>>>
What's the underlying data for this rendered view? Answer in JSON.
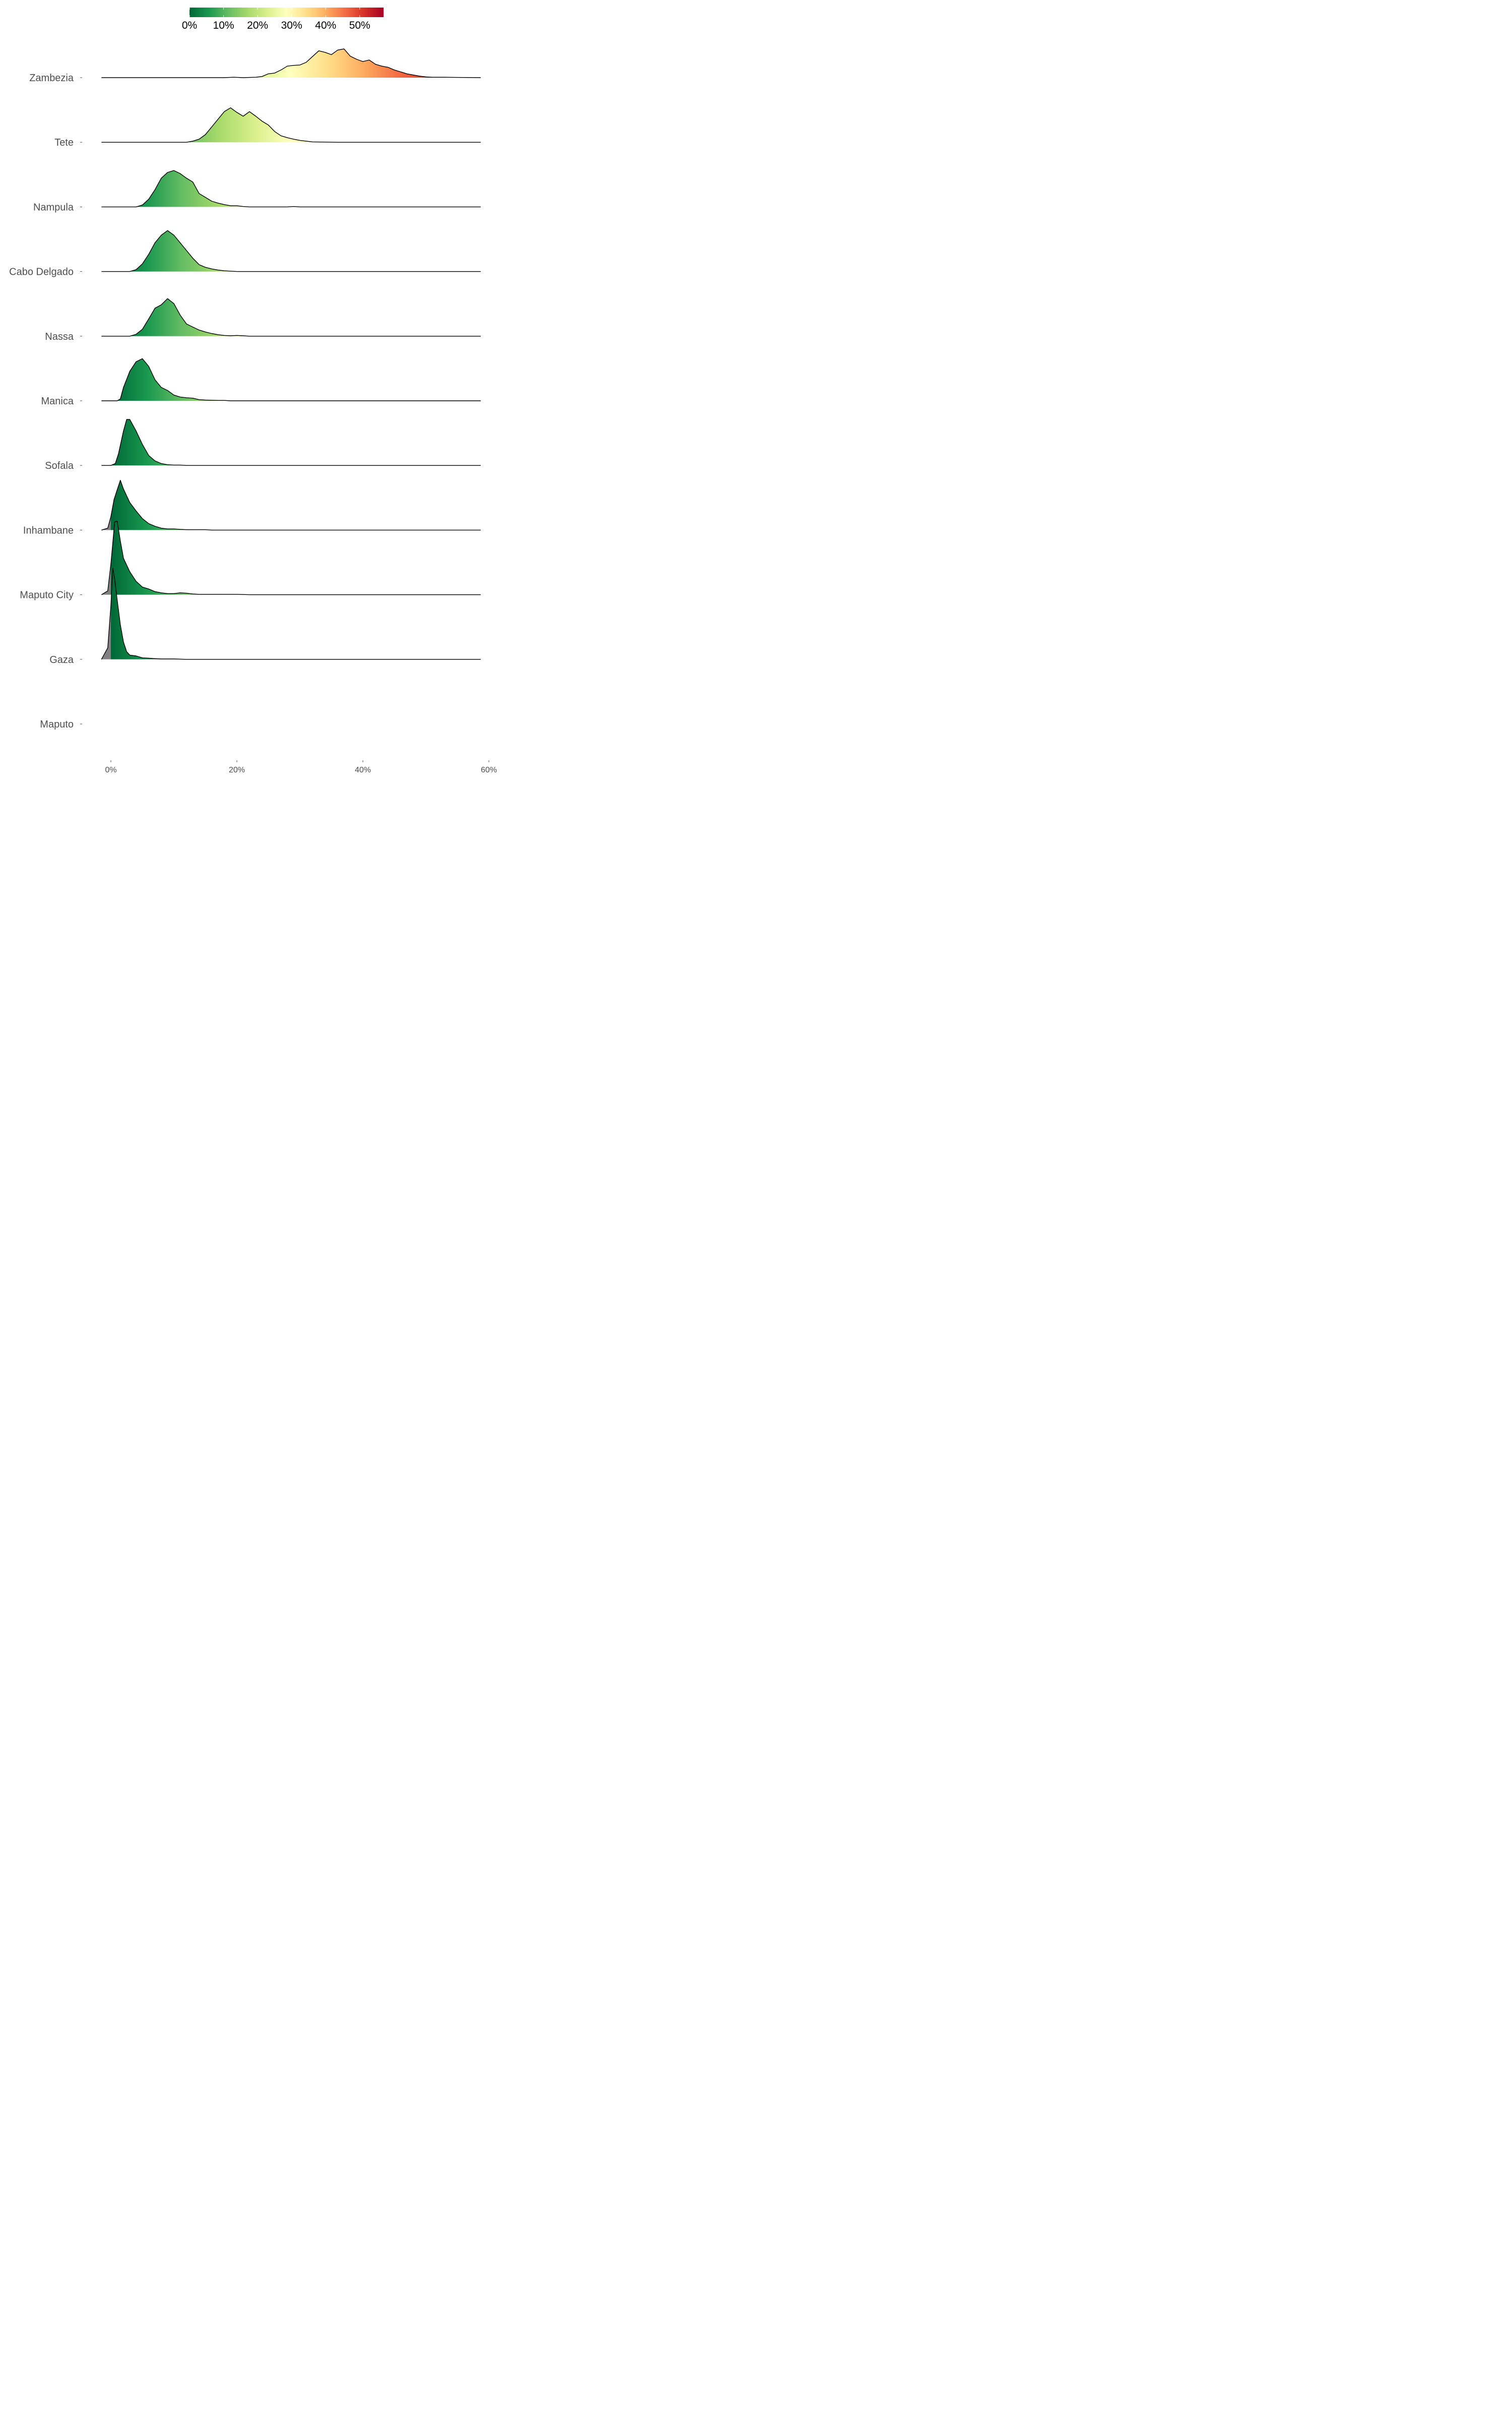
{
  "chart_data": {
    "type": "ridgeline",
    "title": "",
    "xlabel": "",
    "ylabel": "",
    "xlim": [
      -1.5,
      58.7
    ],
    "x_ticks": [
      0,
      20,
      40,
      60
    ],
    "x_tick_labels": [
      "0%",
      "20%",
      "40%",
      "60%"
    ],
    "colorbar": {
      "range": [
        0,
        57
      ],
      "ticks": [
        0,
        10,
        20,
        30,
        40,
        50
      ],
      "tick_labels": [
        "0%",
        "10%",
        "20%",
        "30%",
        "40%",
        "50%"
      ],
      "colors": [
        "#006837",
        "#1a9850",
        "#66bd63",
        "#a6d96a",
        "#d9ef8b",
        "#ffffbf",
        "#fee08b",
        "#fdae61",
        "#f46d43",
        "#d73027",
        "#a50026"
      ],
      "negative_fill": "#808080",
      "position": "top"
    },
    "series": [
      {
        "name": "Zambezia",
        "points": [
          [
            -1.5,
            0
          ],
          [
            18,
            0
          ],
          [
            19.5,
            0.01
          ],
          [
            21,
            0
          ],
          [
            23,
            0.01
          ],
          [
            24,
            0.03
          ],
          [
            25,
            0.1
          ],
          [
            26,
            0.12
          ],
          [
            27,
            0.2
          ],
          [
            28,
            0.3
          ],
          [
            29,
            0.32
          ],
          [
            30,
            0.33
          ],
          [
            31,
            0.4
          ],
          [
            32,
            0.55
          ],
          [
            33,
            0.7
          ],
          [
            34,
            0.66
          ],
          [
            35,
            0.6
          ],
          [
            36,
            0.72
          ],
          [
            37,
            0.75
          ],
          [
            38,
            0.56
          ],
          [
            39,
            0.48
          ],
          [
            40,
            0.42
          ],
          [
            41,
            0.46
          ],
          [
            42,
            0.35
          ],
          [
            43,
            0.3
          ],
          [
            44,
            0.27
          ],
          [
            45,
            0.2
          ],
          [
            46,
            0.15
          ],
          [
            47,
            0.1
          ],
          [
            48,
            0.07
          ],
          [
            49,
            0.04
          ],
          [
            50,
            0.02
          ],
          [
            51,
            0.01
          ],
          [
            53,
            0.01
          ],
          [
            55,
            0.005
          ],
          [
            58.7,
            0
          ]
        ]
      },
      {
        "name": "Tete",
        "points": [
          [
            -1.5,
            0
          ],
          [
            12,
            0
          ],
          [
            13,
            0.03
          ],
          [
            14,
            0.08
          ],
          [
            15,
            0.2
          ],
          [
            16,
            0.4
          ],
          [
            17,
            0.6
          ],
          [
            18,
            0.8
          ],
          [
            19,
            0.9
          ],
          [
            20,
            0.78
          ],
          [
            21,
            0.68
          ],
          [
            22,
            0.8
          ],
          [
            23,
            0.68
          ],
          [
            24,
            0.55
          ],
          [
            25,
            0.45
          ],
          [
            26,
            0.28
          ],
          [
            27,
            0.17
          ],
          [
            28,
            0.12
          ],
          [
            29,
            0.08
          ],
          [
            30,
            0.05
          ],
          [
            31,
            0.03
          ],
          [
            32,
            0.01
          ],
          [
            34,
            0.005
          ],
          [
            36,
            0
          ],
          [
            58.7,
            0
          ]
        ]
      },
      {
        "name": "Nampula",
        "points": [
          [
            -1.5,
            0
          ],
          [
            4,
            0
          ],
          [
            5,
            0.05
          ],
          [
            6,
            0.2
          ],
          [
            7,
            0.45
          ],
          [
            8,
            0.75
          ],
          [
            9,
            0.9
          ],
          [
            10,
            0.95
          ],
          [
            11,
            0.87
          ],
          [
            12,
            0.75
          ],
          [
            13,
            0.65
          ],
          [
            14,
            0.35
          ],
          [
            15,
            0.25
          ],
          [
            16,
            0.15
          ],
          [
            17,
            0.1
          ],
          [
            18,
            0.06
          ],
          [
            19,
            0.03
          ],
          [
            20,
            0.03
          ],
          [
            21,
            0.01
          ],
          [
            22,
            0
          ],
          [
            28,
            0
          ],
          [
            29,
            0.01
          ],
          [
            30,
            0
          ],
          [
            58.7,
            0
          ]
        ]
      },
      {
        "name": "Cabo Delgado",
        "points": [
          [
            -1.5,
            0
          ],
          [
            3,
            0
          ],
          [
            4,
            0.05
          ],
          [
            5,
            0.2
          ],
          [
            6,
            0.45
          ],
          [
            7,
            0.75
          ],
          [
            8,
            0.95
          ],
          [
            9,
            1.07
          ],
          [
            10,
            0.95
          ],
          [
            11,
            0.75
          ],
          [
            12,
            0.55
          ],
          [
            13,
            0.35
          ],
          [
            14,
            0.18
          ],
          [
            15,
            0.11
          ],
          [
            16,
            0.07
          ],
          [
            17,
            0.04
          ],
          [
            18,
            0.02
          ],
          [
            19,
            0.01
          ],
          [
            20,
            0
          ],
          [
            58.7,
            0
          ]
        ]
      },
      {
        "name": "Nassa",
        "points": [
          [
            -1.5,
            0
          ],
          [
            3,
            0
          ],
          [
            4,
            0.05
          ],
          [
            5,
            0.18
          ],
          [
            6,
            0.45
          ],
          [
            7,
            0.73
          ],
          [
            8,
            0.82
          ],
          [
            9,
            0.98
          ],
          [
            10,
            0.85
          ],
          [
            11,
            0.55
          ],
          [
            12,
            0.32
          ],
          [
            13,
            0.24
          ],
          [
            14,
            0.16
          ],
          [
            15,
            0.11
          ],
          [
            16,
            0.07
          ],
          [
            17,
            0.04
          ],
          [
            18,
            0.02
          ],
          [
            19,
            0.01
          ],
          [
            20,
            0.02
          ],
          [
            21,
            0.01
          ],
          [
            22,
            0
          ],
          [
            58.7,
            0
          ]
        ]
      },
      {
        "name": "Manica",
        "points": [
          [
            -1.5,
            0
          ],
          [
            1,
            0
          ],
          [
            1.5,
            0.05
          ],
          [
            2,
            0.35
          ],
          [
            3,
            0.77
          ],
          [
            4,
            1.02
          ],
          [
            5,
            1.1
          ],
          [
            6,
            0.9
          ],
          [
            7,
            0.55
          ],
          [
            8,
            0.35
          ],
          [
            9,
            0.27
          ],
          [
            10,
            0.15
          ],
          [
            11,
            0.1
          ],
          [
            12,
            0.08
          ],
          [
            13,
            0.07
          ],
          [
            14,
            0.03
          ],
          [
            15,
            0.02
          ],
          [
            17,
            0.01
          ],
          [
            18,
            0.01
          ],
          [
            19,
            0
          ],
          [
            58.7,
            0
          ]
        ]
      },
      {
        "name": "Sofala",
        "points": [
          [
            -1.5,
            0
          ],
          [
            0,
            0
          ],
          [
            0.7,
            0.05
          ],
          [
            1.2,
            0.3
          ],
          [
            2,
            0.9
          ],
          [
            2.5,
            1.2
          ],
          [
            3,
            1.2
          ],
          [
            4,
            0.9
          ],
          [
            5,
            0.55
          ],
          [
            6,
            0.26
          ],
          [
            7,
            0.12
          ],
          [
            8,
            0.05
          ],
          [
            9,
            0.02
          ],
          [
            10,
            0.01
          ],
          [
            11,
            0.01
          ],
          [
            12,
            0
          ],
          [
            58.7,
            0
          ]
        ]
      },
      {
        "name": "Inhambane",
        "points": [
          [
            -1.5,
            0
          ],
          [
            -0.5,
            0.05
          ],
          [
            0,
            0.35
          ],
          [
            0.5,
            0.8
          ],
          [
            1,
            1.05
          ],
          [
            1.5,
            1.3
          ],
          [
            2,
            1.07
          ],
          [
            3,
            0.72
          ],
          [
            4,
            0.5
          ],
          [
            5,
            0.3
          ],
          [
            6,
            0.17
          ],
          [
            7,
            0.1
          ],
          [
            8,
            0.05
          ],
          [
            9,
            0.03
          ],
          [
            10,
            0.03
          ],
          [
            11,
            0.02
          ],
          [
            12,
            0.01
          ],
          [
            13,
            0.01
          ],
          [
            14,
            0.01
          ],
          [
            15,
            0.01
          ],
          [
            16,
            0
          ],
          [
            58.7,
            0
          ]
        ]
      },
      {
        "name": "Maputo City",
        "points": [
          [
            -1.5,
            0
          ],
          [
            -0.5,
            0.1
          ],
          [
            0,
            0.8
          ],
          [
            0.3,
            1.35
          ],
          [
            0.6,
            1.9
          ],
          [
            1,
            1.92
          ],
          [
            1.5,
            1.4
          ],
          [
            2,
            0.95
          ],
          [
            3,
            0.6
          ],
          [
            4,
            0.35
          ],
          [
            5,
            0.2
          ],
          [
            6,
            0.15
          ],
          [
            7,
            0.08
          ],
          [
            8,
            0.05
          ],
          [
            9,
            0.03
          ],
          [
            10,
            0.03
          ],
          [
            11,
            0.05
          ],
          [
            12,
            0.04
          ],
          [
            13,
            0.02
          ],
          [
            14,
            0.01
          ],
          [
            15,
            0.01
          ],
          [
            16,
            0.01
          ],
          [
            18,
            0.01
          ],
          [
            20,
            0.01
          ],
          [
            22,
            0
          ],
          [
            58.7,
            0
          ]
        ]
      },
      {
        "name": "Gaza",
        "points": [
          [
            -1.5,
            0
          ],
          [
            -0.5,
            0.3
          ],
          [
            0,
            1.4
          ],
          [
            0.3,
            2.38
          ],
          [
            0.6,
            2.1
          ],
          [
            1,
            1.55
          ],
          [
            1.5,
            0.9
          ],
          [
            2,
            0.45
          ],
          [
            2.5,
            0.2
          ],
          [
            3,
            0.11
          ],
          [
            4,
            0.09
          ],
          [
            5,
            0.04
          ],
          [
            6,
            0.03
          ],
          [
            7,
            0.02
          ],
          [
            8,
            0.01
          ],
          [
            9,
            0.01
          ],
          [
            10,
            0.01
          ],
          [
            12,
            0
          ],
          [
            58.7,
            0
          ]
        ]
      },
      {
        "name": "Maputo",
        "points": []
      }
    ]
  }
}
<<<
### GIVEN EXERCISE
Determine how many lines include the word "name" and report that number by itself.

### CORRECT RESPONSE
11